-- Entries shown start --
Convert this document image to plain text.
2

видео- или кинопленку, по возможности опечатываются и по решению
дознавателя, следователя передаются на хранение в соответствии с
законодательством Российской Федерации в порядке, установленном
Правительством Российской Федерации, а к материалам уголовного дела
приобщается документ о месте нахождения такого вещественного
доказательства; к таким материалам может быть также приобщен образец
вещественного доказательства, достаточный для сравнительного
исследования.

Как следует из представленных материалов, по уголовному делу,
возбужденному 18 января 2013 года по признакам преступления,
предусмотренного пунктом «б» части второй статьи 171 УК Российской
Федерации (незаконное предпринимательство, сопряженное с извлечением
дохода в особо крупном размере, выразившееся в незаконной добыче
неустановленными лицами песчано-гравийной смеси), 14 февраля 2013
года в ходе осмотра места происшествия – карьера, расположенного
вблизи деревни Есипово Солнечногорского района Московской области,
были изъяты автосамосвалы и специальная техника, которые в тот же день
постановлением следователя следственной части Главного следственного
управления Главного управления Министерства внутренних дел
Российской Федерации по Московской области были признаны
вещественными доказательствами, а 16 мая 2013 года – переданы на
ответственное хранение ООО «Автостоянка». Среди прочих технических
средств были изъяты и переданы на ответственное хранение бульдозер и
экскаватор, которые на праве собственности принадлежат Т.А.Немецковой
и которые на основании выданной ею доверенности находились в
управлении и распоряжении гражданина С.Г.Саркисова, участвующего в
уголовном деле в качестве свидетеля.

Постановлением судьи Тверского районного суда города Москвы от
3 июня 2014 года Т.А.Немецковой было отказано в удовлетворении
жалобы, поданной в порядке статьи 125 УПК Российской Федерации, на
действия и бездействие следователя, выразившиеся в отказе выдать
-- Entries shown end --
| The problem |
Copy the material above, line for line.

| Solution |
Convert this document image to plain text.
2

видео- или кинопленку, по возможности опечатываются и по решению
дознавателя, следователя передаются на хранение в соответствии с
законодательством Российской Федерации в порядке, установленном
Правительством Российской Федерации, а к материалам уголовного дела
приобщается документ о месте нахождения такого вещественного
доказательства; к таким материалам может быть также приобщен образец
вещественного доказательства, достаточный для сравнительного
исследования.

Как следует из представленных материалов, по уголовному делу,
возбужденному 18 января 2013 года по признакам преступления,
предусмотренного пунктом «б» части второй статьи 171 УК Российской
Федерации (незаконное предпринимательство, сопряженное с извлечением
дохода в особо крупном размере, выразившееся в незаконной добыче
неустановленными лицами песчано-гравийной смеси), 14 февраля 2013
года в ходе осмотра места происшествия – карьера, расположенного
вблизи деревни Есипово Солнечногорского района Московской области,
были изъяты автосамосвалы и специальная техника, которые в тот же день
постановлением следователя следственной части Главного следственного
управления Главного управления Министерства внутренних дел
Российской Федерации по Московской области были признаны
вещественными доказательствами, а 16 мая 2013 года – переданы на
ответственное хранение ООО «Автостоянка». Среди прочих технических
средств были изъяты и переданы на ответственное хранение бульдозер и
экскаватор, которые на праве собственности принадлежат Т.А.Немецковой
и которые на основании выданной ею доверенности находились в
управлении и распоряжении гражданина С.Г.Саркисова, участвующего в
уголовном деле в качестве свидетеля.

Постановлением судьи Тверского районного суда города Москвы от
3 июня 2014 года Т.А.Немецковой было отказано в удовлетворении
жалобы, поданной в порядке статьи 125 УПК Российской Федерации, на
действия и бездействие следователя, выразившиеся в отказе выдать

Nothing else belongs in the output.